# Data shown start

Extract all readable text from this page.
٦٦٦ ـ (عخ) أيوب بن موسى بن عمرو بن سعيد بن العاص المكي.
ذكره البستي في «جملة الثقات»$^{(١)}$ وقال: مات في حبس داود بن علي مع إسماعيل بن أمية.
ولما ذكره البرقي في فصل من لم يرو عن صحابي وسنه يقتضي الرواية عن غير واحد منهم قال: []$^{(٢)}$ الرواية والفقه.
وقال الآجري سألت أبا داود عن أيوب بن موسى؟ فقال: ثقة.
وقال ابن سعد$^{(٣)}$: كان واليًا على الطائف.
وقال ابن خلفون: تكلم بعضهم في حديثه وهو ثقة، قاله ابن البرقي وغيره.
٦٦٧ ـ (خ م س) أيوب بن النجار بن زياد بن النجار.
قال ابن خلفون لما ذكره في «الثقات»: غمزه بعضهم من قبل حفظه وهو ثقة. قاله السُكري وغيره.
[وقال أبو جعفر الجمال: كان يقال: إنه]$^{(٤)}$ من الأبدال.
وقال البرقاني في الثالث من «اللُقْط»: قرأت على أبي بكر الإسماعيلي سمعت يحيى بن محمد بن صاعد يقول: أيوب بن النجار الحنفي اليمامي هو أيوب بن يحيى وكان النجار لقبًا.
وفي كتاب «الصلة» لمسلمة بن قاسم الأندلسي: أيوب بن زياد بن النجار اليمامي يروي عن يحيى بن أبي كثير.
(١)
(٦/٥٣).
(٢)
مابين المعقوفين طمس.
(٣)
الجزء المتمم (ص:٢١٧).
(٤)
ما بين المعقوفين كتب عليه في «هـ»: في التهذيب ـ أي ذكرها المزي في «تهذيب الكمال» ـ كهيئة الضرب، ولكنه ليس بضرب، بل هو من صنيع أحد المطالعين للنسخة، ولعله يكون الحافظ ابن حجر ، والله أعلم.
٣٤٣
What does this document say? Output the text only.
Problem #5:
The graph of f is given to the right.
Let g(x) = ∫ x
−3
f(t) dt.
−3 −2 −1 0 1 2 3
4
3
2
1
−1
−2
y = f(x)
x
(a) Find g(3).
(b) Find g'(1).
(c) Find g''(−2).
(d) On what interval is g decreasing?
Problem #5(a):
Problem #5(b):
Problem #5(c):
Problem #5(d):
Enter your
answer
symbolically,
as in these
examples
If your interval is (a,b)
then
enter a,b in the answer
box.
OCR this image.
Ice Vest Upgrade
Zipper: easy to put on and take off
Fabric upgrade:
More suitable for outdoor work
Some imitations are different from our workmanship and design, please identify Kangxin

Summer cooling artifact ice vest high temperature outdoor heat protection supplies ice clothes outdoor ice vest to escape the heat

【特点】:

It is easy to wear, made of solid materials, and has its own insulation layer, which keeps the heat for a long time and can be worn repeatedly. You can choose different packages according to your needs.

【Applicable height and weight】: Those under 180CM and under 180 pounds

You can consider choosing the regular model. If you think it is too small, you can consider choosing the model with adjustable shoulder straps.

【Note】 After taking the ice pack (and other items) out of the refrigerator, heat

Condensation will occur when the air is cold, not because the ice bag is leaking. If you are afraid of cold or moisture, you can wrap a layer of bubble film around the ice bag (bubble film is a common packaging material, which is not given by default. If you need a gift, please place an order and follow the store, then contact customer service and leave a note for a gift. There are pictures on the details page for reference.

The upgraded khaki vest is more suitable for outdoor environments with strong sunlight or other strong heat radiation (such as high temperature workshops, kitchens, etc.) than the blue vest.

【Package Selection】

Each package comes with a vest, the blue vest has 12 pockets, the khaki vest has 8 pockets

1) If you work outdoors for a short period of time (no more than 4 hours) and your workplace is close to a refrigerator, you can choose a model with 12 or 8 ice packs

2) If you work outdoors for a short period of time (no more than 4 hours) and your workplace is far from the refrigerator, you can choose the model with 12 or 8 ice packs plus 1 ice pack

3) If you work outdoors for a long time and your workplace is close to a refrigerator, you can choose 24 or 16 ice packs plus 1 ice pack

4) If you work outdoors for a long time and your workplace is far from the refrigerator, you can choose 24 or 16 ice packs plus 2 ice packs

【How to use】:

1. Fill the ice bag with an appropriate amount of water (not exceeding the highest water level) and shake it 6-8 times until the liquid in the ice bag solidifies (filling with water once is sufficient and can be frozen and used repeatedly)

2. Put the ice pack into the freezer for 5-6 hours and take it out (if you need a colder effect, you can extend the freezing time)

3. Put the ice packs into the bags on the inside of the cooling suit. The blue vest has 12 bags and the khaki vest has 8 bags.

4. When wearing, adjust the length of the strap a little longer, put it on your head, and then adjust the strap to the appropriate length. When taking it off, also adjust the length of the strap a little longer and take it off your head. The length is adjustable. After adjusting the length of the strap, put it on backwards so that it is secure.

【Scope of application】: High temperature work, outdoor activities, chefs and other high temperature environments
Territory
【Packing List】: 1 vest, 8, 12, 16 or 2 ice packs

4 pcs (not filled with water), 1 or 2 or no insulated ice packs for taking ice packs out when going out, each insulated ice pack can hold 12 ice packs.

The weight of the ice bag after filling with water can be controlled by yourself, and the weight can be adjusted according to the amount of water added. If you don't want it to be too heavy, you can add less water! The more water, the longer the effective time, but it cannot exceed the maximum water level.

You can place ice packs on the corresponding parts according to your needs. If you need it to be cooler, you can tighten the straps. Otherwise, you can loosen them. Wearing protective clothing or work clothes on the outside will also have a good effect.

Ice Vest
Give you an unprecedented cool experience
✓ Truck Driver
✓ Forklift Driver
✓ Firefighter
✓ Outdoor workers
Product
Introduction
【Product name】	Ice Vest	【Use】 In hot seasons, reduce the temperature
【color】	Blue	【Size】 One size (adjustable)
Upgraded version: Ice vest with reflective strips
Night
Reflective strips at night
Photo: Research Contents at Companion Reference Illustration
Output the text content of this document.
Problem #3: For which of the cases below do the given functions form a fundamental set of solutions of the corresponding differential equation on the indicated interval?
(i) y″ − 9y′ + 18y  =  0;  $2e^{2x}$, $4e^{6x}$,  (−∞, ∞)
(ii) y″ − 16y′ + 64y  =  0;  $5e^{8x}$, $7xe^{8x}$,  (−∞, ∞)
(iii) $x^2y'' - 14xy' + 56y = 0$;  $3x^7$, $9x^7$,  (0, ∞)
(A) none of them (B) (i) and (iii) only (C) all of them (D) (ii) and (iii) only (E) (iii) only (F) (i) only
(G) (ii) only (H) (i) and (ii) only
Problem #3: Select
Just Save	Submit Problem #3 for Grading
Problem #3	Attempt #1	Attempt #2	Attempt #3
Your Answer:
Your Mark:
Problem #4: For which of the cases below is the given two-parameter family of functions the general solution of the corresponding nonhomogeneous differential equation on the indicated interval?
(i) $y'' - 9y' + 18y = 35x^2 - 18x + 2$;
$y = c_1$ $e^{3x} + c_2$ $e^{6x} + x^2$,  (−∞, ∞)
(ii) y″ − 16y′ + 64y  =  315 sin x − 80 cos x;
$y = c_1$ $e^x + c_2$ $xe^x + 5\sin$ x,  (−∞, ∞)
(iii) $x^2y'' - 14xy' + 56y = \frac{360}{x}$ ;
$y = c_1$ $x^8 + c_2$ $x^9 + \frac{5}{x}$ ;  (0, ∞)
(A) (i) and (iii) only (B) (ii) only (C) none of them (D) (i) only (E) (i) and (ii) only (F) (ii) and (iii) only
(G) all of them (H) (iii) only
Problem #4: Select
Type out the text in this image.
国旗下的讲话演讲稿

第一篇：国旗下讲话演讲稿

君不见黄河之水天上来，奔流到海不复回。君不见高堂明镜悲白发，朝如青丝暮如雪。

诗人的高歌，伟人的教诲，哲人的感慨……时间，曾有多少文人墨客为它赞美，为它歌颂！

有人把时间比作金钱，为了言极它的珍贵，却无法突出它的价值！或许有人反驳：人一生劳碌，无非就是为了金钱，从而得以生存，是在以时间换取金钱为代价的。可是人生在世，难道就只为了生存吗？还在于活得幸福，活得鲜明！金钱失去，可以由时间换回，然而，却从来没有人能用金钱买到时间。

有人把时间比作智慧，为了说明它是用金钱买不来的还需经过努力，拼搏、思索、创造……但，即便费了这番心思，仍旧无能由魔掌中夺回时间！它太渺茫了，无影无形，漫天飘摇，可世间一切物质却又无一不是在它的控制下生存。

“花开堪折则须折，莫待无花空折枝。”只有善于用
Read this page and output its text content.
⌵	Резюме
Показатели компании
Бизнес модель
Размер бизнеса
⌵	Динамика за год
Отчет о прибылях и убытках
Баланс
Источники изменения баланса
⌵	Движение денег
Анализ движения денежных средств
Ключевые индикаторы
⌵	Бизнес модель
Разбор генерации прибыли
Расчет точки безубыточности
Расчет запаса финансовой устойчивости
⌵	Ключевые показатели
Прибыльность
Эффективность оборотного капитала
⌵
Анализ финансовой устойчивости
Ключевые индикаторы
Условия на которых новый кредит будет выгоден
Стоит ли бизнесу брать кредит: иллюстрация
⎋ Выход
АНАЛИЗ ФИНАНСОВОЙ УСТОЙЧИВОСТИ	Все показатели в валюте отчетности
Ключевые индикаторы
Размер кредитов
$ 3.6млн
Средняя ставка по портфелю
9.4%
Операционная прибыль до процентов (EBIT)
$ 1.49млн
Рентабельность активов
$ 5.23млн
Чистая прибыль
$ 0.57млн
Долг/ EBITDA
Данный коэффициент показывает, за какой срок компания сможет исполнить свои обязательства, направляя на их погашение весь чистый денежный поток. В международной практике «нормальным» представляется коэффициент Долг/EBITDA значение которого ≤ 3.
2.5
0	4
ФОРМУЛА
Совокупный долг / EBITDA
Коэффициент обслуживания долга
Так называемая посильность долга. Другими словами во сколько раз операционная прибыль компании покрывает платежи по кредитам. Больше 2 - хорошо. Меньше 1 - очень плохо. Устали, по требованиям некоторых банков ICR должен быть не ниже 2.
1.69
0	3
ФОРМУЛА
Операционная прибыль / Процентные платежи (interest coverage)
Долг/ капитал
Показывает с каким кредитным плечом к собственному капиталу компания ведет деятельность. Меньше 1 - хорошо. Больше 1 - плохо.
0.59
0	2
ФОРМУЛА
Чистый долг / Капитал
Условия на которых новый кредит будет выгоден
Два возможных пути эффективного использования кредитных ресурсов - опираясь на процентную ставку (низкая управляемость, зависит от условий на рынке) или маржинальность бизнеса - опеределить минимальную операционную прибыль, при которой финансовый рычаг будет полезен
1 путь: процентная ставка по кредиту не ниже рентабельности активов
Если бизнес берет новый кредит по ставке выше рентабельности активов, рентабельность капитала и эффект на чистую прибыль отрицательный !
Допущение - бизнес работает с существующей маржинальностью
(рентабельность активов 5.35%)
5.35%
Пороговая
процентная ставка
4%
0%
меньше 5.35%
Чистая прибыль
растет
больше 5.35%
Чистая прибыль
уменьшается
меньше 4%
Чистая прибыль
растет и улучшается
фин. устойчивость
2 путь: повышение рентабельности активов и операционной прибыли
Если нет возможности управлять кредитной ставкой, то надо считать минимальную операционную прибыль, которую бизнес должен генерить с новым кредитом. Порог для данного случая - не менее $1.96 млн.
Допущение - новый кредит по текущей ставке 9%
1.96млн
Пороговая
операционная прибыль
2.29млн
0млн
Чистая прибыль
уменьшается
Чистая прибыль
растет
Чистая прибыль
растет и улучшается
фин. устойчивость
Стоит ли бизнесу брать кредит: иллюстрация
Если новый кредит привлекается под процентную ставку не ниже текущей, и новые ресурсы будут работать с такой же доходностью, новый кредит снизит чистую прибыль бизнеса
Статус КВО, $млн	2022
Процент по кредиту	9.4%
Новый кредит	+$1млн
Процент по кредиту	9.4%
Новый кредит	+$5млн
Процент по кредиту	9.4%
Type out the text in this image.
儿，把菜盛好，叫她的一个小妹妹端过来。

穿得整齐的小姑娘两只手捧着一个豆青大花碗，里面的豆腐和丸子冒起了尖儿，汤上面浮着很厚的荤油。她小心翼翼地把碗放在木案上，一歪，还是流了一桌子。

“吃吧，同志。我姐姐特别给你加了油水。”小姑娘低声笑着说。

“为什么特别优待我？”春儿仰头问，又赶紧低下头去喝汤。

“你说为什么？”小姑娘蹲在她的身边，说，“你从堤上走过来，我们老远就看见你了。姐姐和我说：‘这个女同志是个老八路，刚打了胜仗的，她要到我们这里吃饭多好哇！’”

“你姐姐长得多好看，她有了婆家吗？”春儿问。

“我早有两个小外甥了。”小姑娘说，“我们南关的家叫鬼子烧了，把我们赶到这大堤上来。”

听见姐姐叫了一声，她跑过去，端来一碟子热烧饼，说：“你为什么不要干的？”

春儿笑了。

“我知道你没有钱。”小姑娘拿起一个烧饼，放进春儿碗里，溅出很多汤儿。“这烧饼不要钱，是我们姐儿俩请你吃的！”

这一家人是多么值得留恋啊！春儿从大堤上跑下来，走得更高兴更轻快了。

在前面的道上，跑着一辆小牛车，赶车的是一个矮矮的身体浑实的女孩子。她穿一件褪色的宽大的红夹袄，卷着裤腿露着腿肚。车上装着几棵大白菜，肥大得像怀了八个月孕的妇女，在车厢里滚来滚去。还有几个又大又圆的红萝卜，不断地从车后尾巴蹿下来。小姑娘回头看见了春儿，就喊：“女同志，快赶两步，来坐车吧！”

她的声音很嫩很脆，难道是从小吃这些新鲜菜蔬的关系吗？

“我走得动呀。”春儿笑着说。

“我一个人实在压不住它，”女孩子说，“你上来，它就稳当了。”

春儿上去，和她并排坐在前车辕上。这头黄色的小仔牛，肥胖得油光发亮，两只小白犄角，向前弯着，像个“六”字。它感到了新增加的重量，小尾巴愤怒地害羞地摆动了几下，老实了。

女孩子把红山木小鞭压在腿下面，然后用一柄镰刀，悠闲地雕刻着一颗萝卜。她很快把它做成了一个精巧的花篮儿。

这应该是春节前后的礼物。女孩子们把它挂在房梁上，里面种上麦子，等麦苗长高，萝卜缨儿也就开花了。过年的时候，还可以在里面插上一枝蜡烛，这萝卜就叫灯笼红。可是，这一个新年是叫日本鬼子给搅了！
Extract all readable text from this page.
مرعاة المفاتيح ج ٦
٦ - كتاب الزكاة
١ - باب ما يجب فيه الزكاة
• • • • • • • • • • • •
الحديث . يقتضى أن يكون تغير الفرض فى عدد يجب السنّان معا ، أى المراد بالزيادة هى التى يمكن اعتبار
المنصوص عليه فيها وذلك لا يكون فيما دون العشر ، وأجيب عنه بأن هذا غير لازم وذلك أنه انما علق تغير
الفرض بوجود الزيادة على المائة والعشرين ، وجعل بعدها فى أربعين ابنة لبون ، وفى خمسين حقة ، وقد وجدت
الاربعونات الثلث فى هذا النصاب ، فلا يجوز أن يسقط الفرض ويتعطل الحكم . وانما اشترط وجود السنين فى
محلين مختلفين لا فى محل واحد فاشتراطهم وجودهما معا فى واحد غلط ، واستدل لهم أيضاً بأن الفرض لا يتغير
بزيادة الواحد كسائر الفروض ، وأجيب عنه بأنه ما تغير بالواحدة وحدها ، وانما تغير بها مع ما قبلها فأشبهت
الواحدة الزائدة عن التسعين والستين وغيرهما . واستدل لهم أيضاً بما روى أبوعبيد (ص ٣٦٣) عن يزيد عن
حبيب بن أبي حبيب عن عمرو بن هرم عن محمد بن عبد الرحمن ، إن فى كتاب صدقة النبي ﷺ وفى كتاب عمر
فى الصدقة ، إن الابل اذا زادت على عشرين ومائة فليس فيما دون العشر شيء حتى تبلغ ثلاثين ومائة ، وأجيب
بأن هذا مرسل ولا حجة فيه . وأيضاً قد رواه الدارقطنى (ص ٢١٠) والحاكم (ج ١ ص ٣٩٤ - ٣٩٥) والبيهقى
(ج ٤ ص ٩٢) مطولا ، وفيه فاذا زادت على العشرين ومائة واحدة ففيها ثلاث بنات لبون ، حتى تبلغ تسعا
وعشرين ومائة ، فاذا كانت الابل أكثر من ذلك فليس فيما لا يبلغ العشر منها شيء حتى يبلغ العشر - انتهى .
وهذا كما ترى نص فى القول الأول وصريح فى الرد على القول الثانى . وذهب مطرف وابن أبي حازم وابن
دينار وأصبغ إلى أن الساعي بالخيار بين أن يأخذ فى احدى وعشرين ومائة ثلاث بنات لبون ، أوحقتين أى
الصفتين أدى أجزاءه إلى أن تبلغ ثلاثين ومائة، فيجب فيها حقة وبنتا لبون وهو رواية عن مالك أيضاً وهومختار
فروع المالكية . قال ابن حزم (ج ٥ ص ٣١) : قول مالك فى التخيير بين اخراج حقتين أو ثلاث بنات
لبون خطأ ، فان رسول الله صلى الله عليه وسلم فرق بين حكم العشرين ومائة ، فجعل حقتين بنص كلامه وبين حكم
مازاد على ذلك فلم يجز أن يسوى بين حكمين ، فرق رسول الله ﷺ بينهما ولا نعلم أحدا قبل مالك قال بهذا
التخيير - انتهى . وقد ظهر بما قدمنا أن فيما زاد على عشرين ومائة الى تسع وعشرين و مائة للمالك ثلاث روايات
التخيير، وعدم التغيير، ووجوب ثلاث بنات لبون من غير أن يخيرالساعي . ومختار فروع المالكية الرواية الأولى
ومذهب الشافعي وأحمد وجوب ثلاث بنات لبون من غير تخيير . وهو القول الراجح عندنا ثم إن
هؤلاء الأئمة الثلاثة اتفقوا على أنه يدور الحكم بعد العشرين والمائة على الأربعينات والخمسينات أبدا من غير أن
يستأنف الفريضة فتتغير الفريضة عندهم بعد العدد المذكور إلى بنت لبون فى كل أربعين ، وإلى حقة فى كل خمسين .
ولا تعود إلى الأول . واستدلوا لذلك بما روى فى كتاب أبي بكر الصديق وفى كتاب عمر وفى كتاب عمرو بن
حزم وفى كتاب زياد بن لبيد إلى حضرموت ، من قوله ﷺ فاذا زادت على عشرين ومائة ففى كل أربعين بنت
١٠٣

# Data shown end

Exercise prompt » Select and copy every line of the listing with the word "المالكية".

Response below »
فروع المالكية . قال ابن حزم (ج ٥ ص ٣١) : قول مالك فى التخيير بين اخراج حقتين أو ثلاث بنات
التخيير، وعدم التغيير، ووجوب ثلاث بنات لبون من غير أن يخيرالساعي . ومختار فروع المالكية الرواية الأولى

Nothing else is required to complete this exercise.